= Written request =
Which lines of the material contain the string "left"? List each of them in full, and treat uppercase and lowercase as different.

= Data entries =

────────

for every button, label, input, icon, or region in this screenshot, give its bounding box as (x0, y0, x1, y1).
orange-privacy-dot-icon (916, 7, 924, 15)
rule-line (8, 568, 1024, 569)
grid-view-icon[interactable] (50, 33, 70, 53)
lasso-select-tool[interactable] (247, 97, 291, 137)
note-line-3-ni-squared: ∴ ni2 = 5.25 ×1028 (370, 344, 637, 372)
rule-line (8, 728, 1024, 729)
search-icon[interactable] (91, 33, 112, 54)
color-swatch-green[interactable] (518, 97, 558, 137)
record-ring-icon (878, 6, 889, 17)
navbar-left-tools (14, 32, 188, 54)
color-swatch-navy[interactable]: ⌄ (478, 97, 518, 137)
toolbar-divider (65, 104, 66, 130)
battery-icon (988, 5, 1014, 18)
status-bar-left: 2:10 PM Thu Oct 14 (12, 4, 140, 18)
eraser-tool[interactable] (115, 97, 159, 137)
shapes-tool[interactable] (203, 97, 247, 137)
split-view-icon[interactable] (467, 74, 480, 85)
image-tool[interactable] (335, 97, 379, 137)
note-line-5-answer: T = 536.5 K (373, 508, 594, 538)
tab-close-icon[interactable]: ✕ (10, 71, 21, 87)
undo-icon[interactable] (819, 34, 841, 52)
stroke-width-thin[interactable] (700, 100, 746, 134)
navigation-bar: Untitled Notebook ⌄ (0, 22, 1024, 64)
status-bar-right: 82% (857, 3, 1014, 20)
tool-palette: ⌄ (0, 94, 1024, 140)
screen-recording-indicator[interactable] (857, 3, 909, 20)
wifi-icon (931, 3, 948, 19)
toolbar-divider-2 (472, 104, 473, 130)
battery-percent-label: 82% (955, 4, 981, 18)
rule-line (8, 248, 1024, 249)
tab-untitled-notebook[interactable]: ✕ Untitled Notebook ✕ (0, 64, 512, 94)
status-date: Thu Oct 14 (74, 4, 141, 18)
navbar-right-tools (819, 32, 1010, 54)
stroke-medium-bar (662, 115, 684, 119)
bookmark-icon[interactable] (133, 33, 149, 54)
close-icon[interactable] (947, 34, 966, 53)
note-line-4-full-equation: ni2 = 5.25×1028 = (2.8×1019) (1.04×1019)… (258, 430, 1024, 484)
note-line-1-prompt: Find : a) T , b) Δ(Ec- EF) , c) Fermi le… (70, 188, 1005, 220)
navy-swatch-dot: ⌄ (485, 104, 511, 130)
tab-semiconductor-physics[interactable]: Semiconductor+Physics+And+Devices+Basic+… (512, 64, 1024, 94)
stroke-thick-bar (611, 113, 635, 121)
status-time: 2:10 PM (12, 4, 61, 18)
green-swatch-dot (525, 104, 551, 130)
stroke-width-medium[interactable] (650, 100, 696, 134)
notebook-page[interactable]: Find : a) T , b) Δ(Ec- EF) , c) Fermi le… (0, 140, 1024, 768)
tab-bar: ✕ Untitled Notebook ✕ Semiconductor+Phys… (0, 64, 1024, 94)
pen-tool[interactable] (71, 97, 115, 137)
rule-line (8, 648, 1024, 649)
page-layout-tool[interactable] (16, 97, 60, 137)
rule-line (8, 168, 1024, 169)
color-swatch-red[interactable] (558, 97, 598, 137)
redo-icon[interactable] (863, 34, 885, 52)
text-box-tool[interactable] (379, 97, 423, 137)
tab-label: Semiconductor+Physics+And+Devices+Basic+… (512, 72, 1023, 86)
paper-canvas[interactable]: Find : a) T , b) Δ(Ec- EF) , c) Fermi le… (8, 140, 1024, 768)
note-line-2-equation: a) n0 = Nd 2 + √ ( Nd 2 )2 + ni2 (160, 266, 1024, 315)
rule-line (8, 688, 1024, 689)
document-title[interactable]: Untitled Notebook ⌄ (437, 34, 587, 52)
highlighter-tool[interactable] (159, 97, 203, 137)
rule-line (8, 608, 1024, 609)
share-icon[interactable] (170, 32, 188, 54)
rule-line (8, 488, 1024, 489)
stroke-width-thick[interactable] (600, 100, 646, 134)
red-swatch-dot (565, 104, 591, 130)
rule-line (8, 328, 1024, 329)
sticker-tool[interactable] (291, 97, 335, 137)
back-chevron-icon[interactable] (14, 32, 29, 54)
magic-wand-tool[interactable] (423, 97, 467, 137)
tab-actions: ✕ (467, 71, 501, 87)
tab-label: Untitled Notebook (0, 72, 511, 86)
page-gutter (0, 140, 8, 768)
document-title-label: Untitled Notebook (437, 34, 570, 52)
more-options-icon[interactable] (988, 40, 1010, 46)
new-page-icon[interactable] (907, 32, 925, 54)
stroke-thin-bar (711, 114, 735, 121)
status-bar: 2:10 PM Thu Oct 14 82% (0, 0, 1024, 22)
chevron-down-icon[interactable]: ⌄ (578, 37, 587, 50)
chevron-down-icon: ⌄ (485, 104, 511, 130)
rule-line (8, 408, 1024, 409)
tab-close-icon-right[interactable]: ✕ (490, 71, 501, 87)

────────

= Result =
navbar-left-tools (14, 32, 188, 54)
status-bar-left: 2:10 PM Thu Oct 14 (12, 4, 140, 18)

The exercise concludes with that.